-- begin Task inputs --

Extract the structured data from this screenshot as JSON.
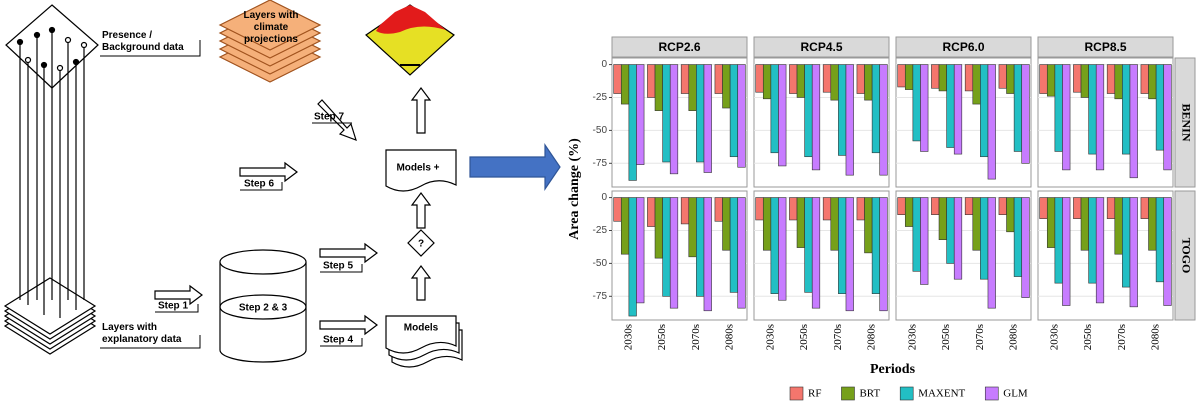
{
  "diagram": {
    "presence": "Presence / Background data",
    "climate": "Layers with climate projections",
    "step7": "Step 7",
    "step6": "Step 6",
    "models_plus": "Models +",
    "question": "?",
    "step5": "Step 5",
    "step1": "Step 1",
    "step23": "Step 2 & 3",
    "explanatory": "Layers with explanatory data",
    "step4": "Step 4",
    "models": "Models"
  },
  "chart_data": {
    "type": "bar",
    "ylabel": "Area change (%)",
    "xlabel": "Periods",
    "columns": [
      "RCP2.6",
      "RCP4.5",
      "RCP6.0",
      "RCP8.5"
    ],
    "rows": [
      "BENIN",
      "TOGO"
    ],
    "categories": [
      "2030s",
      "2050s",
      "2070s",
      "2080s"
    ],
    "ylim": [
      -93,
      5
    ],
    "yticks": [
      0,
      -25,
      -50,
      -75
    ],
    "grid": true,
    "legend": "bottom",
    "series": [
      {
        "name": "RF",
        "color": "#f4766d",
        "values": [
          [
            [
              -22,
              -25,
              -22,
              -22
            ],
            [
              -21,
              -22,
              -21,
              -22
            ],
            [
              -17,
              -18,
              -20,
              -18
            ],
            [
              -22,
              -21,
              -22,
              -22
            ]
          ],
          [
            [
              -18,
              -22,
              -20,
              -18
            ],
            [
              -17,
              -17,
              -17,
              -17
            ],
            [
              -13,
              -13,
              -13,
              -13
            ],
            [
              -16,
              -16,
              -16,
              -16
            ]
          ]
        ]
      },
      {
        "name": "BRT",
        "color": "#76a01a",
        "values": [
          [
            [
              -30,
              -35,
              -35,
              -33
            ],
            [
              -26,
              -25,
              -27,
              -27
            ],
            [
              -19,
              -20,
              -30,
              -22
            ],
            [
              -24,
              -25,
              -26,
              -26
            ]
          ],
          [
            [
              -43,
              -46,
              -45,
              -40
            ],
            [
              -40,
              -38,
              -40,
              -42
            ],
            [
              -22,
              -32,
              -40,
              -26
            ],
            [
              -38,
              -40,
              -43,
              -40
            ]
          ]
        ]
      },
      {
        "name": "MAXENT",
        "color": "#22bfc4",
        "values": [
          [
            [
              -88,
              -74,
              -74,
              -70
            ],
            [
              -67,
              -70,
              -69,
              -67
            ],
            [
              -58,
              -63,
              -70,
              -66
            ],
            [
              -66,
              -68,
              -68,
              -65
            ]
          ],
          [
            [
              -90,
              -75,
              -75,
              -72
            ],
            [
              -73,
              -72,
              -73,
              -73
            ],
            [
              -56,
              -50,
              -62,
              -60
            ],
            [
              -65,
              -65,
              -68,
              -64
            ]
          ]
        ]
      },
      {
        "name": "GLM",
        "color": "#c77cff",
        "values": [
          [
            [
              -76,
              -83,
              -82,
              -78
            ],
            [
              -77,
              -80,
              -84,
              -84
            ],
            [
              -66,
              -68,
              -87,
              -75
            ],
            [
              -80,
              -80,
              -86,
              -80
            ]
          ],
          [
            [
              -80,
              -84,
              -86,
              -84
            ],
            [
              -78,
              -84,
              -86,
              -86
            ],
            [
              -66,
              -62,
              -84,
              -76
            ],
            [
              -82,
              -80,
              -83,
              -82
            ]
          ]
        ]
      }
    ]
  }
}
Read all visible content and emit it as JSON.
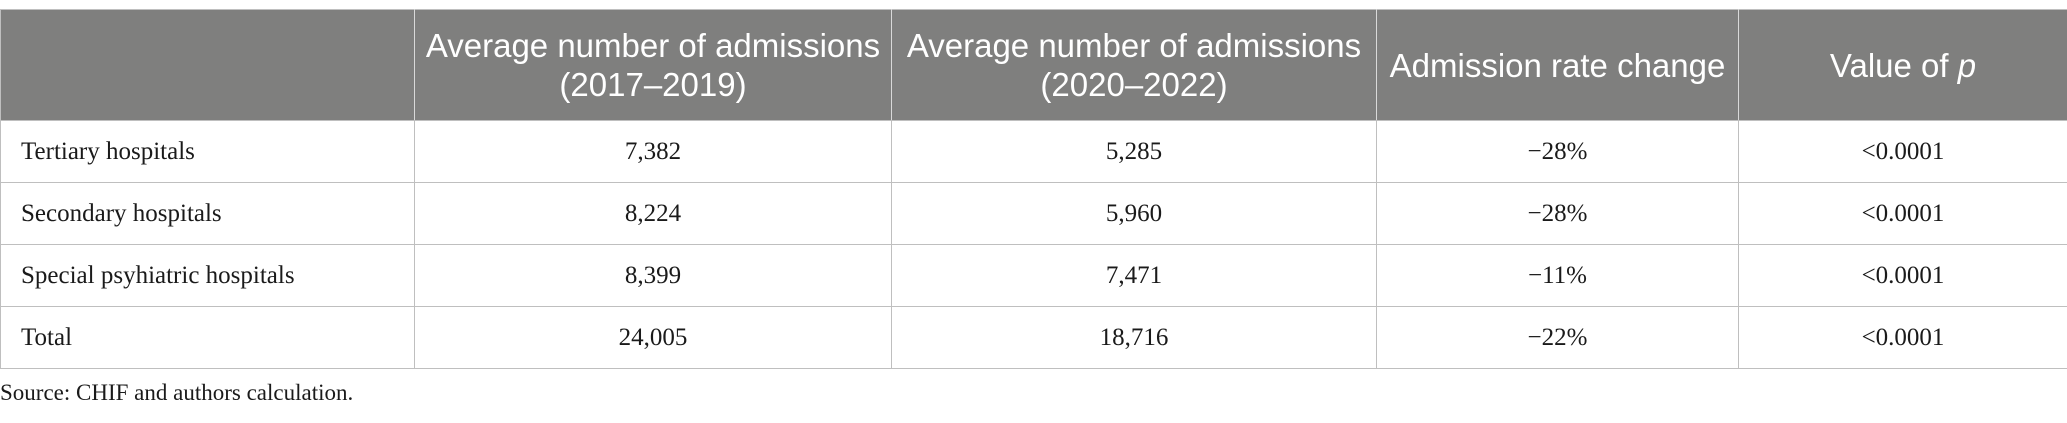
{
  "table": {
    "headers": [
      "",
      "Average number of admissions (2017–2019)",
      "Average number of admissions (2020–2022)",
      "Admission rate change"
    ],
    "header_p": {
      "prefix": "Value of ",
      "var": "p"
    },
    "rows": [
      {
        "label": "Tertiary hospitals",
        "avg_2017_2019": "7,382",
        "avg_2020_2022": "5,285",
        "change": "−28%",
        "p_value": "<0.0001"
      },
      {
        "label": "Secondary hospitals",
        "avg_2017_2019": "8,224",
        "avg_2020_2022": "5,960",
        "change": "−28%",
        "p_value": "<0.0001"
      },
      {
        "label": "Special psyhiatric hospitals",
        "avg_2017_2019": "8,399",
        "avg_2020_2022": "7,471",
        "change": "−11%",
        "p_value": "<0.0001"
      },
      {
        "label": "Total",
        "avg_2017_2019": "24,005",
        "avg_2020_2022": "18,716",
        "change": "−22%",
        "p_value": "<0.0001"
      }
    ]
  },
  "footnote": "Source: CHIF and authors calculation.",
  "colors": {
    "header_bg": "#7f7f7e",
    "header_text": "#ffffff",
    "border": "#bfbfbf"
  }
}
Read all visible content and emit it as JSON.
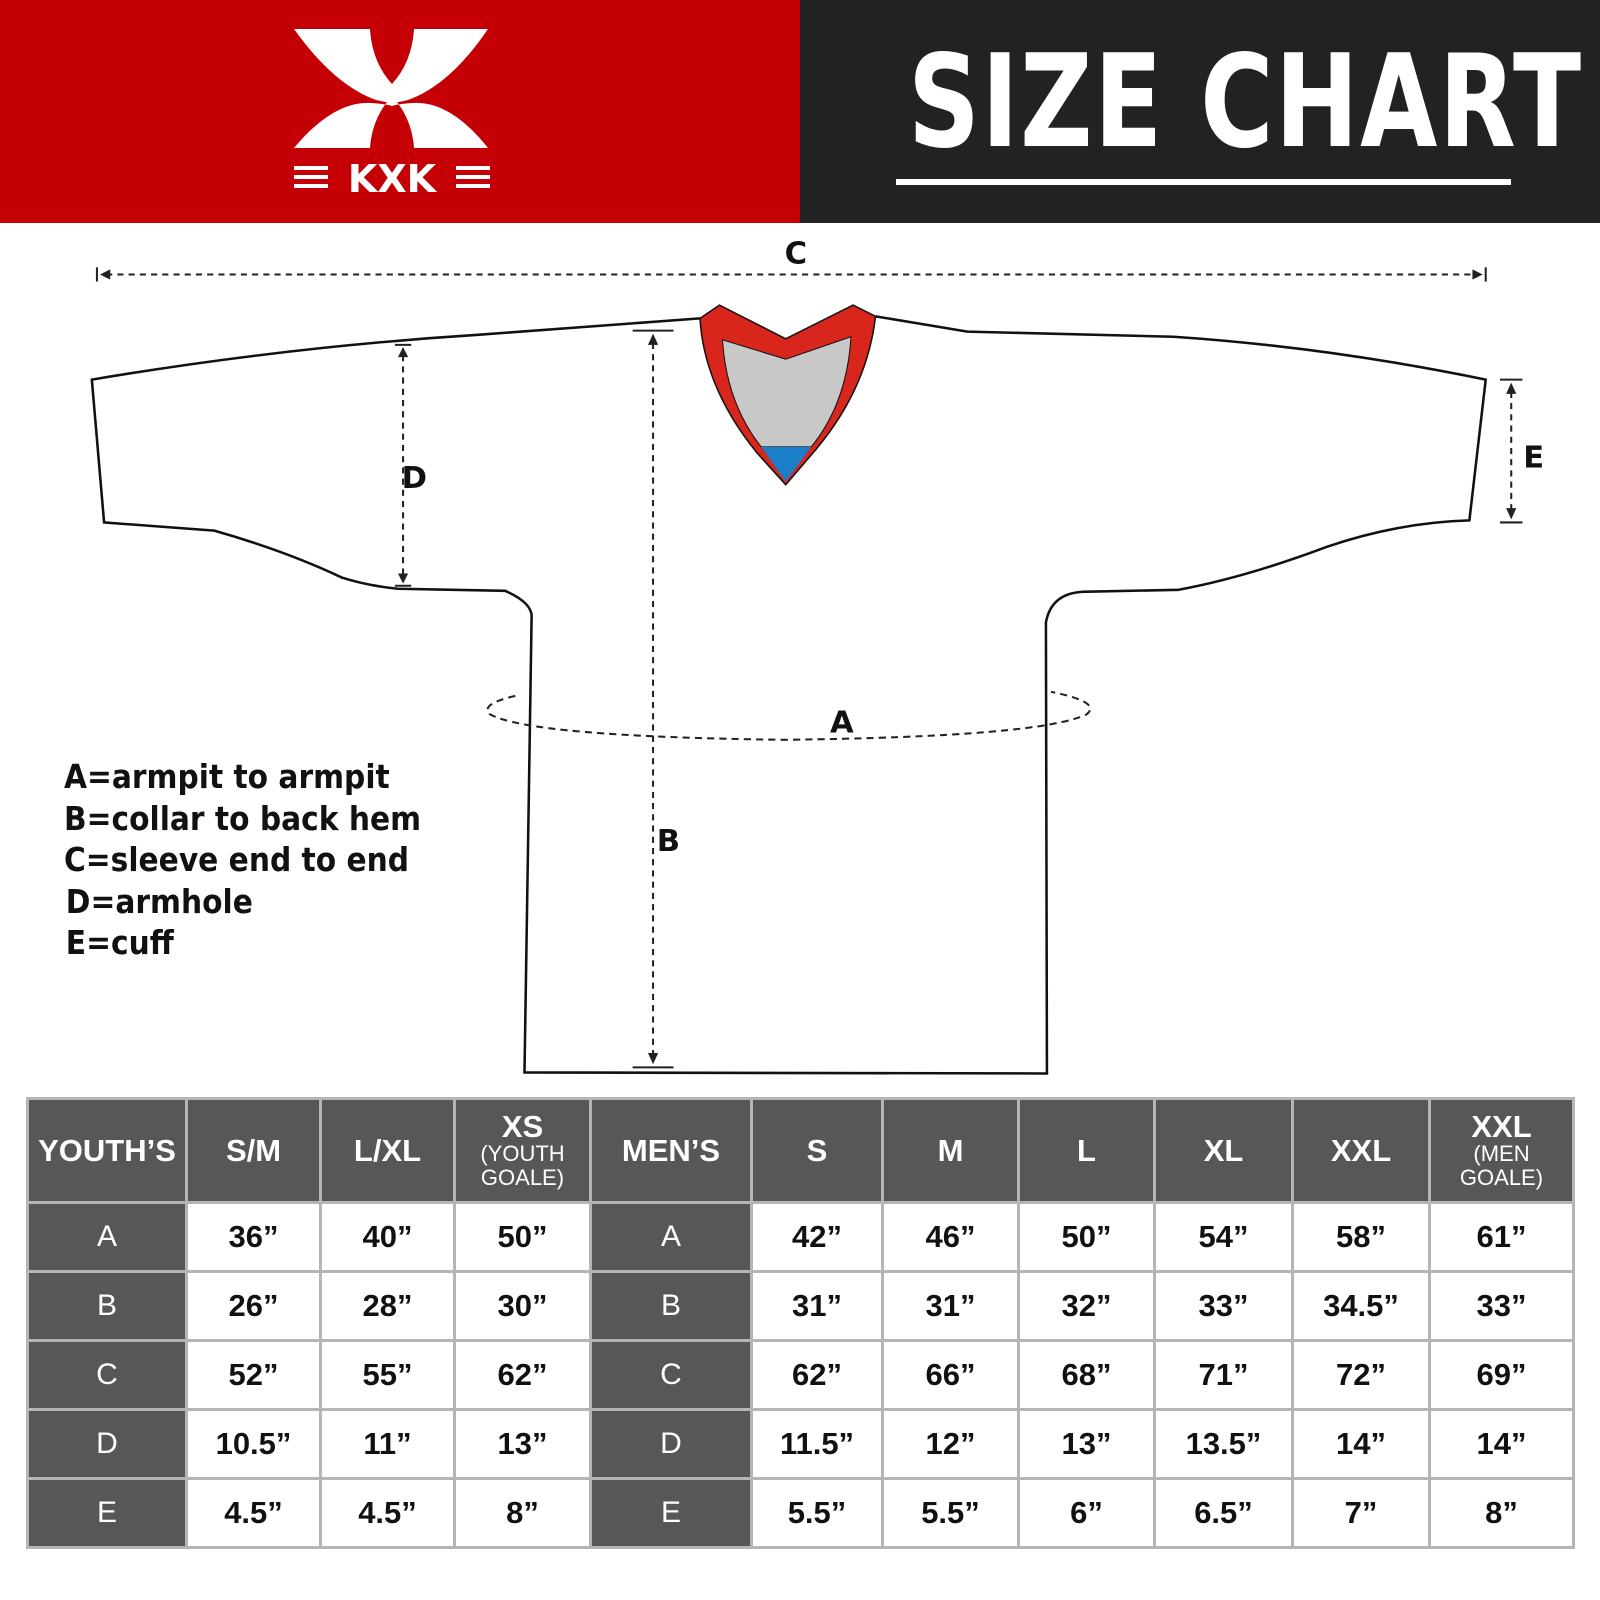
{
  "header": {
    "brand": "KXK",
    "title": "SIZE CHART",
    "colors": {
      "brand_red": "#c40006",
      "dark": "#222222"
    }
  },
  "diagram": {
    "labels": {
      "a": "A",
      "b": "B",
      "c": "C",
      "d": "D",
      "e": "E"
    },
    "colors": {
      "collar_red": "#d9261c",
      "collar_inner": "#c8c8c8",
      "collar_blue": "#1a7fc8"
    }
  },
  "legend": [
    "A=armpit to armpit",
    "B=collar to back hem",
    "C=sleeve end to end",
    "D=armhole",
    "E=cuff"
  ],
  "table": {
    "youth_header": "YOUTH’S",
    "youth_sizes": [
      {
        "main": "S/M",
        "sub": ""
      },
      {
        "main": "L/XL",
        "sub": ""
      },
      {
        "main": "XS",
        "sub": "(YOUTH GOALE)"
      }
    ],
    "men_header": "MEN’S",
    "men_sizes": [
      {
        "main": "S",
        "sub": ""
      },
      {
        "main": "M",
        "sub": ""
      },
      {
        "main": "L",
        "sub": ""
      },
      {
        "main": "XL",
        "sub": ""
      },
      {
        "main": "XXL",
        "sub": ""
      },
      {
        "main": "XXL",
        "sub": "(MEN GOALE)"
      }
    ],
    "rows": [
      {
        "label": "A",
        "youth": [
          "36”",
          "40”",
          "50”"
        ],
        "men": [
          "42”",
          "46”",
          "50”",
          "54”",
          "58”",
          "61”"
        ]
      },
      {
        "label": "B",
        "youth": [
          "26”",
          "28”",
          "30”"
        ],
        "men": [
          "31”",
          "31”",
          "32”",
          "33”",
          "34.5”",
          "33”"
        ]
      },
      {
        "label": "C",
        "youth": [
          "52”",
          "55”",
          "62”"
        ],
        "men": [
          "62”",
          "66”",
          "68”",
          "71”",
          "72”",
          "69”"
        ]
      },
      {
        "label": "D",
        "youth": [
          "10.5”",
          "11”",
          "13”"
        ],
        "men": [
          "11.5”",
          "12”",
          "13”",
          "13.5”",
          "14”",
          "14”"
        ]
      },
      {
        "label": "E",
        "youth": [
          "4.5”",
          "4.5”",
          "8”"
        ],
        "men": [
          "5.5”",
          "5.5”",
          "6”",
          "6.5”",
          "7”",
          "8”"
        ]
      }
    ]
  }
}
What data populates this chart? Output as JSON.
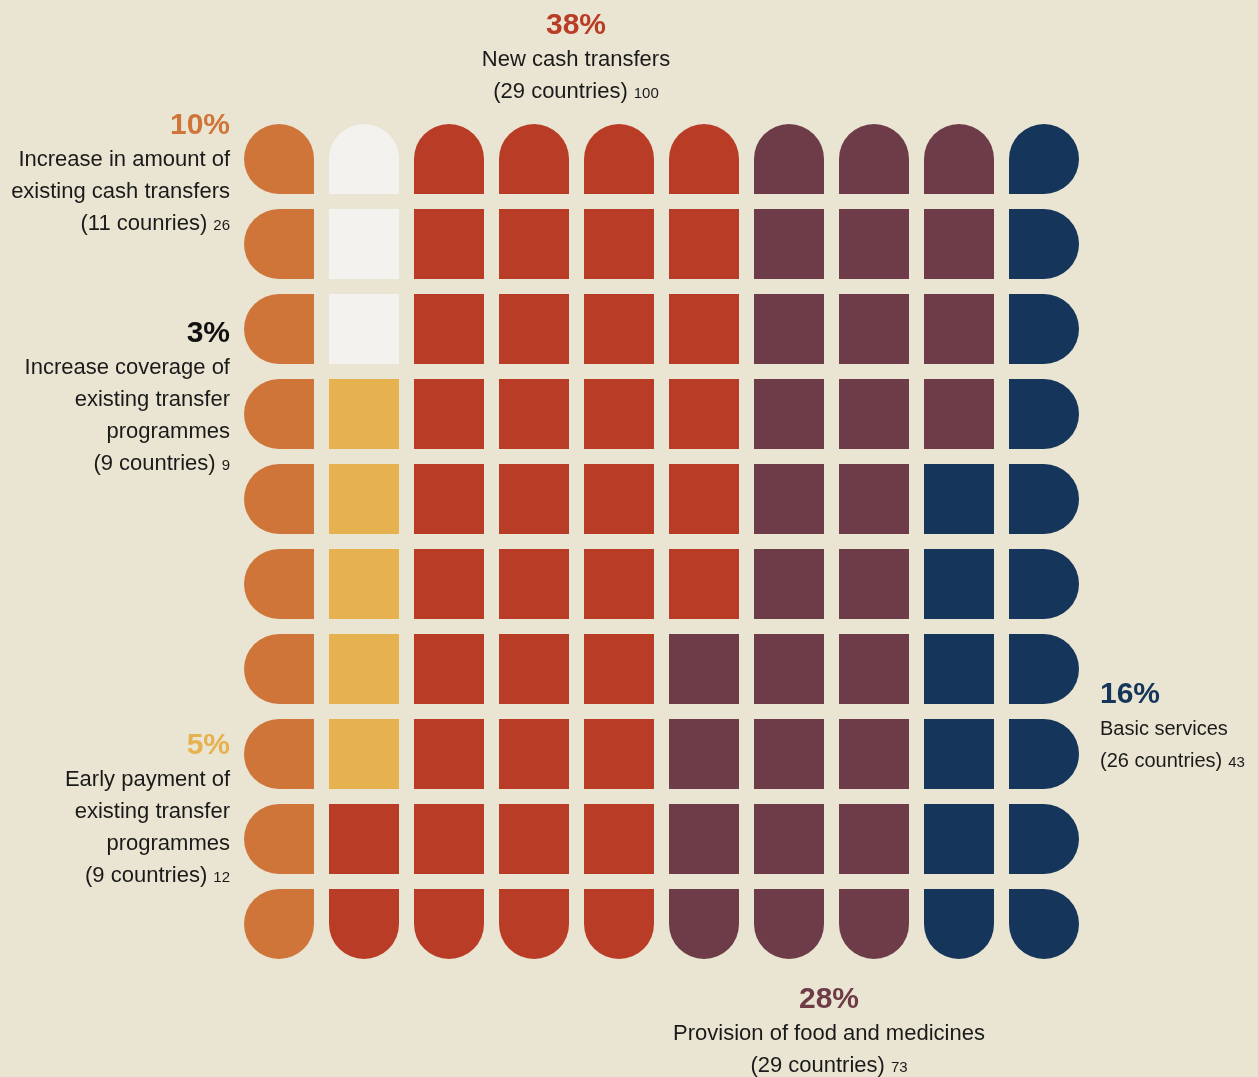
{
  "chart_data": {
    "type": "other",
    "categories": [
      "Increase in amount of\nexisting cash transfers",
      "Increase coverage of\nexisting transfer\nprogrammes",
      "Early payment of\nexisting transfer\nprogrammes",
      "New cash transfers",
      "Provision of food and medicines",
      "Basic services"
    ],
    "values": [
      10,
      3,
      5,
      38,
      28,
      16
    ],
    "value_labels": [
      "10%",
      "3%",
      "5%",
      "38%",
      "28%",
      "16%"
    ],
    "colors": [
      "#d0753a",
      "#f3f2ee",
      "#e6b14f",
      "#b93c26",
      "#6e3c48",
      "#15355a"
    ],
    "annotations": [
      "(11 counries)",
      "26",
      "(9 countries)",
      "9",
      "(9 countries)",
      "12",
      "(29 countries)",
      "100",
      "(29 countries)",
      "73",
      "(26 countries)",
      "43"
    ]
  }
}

-- end Task inputs --

Starting at the line with "What data populates", output each line through the final one of the listing above, and nothing else. Pictures are to be left out.

[Complete output]:
What data populates this chart? Output as JSON.
{
  "chart_data": {
    "type": "other",
    "categories": [
      "Increase in amount of\nexisting cash transfers",
      "Increase coverage of\nexisting transfer\nprogrammes",
      "Early payment of\nexisting transfer\nprogrammes",
      "New cash transfers",
      "Provision of food and medicines",
      "Basic services"
    ],
    "values": [
      10,
      3,
      5,
      38,
      28,
      16
    ],
    "value_labels": [
      "10%",
      "3%",
      "5%",
      "38%",
      "28%",
      "16%"
    ],
    "colors": [
      "#d0753a",
      "#f3f2ee",
      "#e6b14f",
      "#b93c26",
      "#6e3c48",
      "#15355a"
    ],
    "annotations": [
      "(11 counries)",
      "26",
      "(9 countries)",
      "9",
      "(9 countries)",
      "12",
      "(29 countries)",
      "100",
      "(29 countries)",
      "73",
      "(26 countries)",
      "43"
    ]
  }
}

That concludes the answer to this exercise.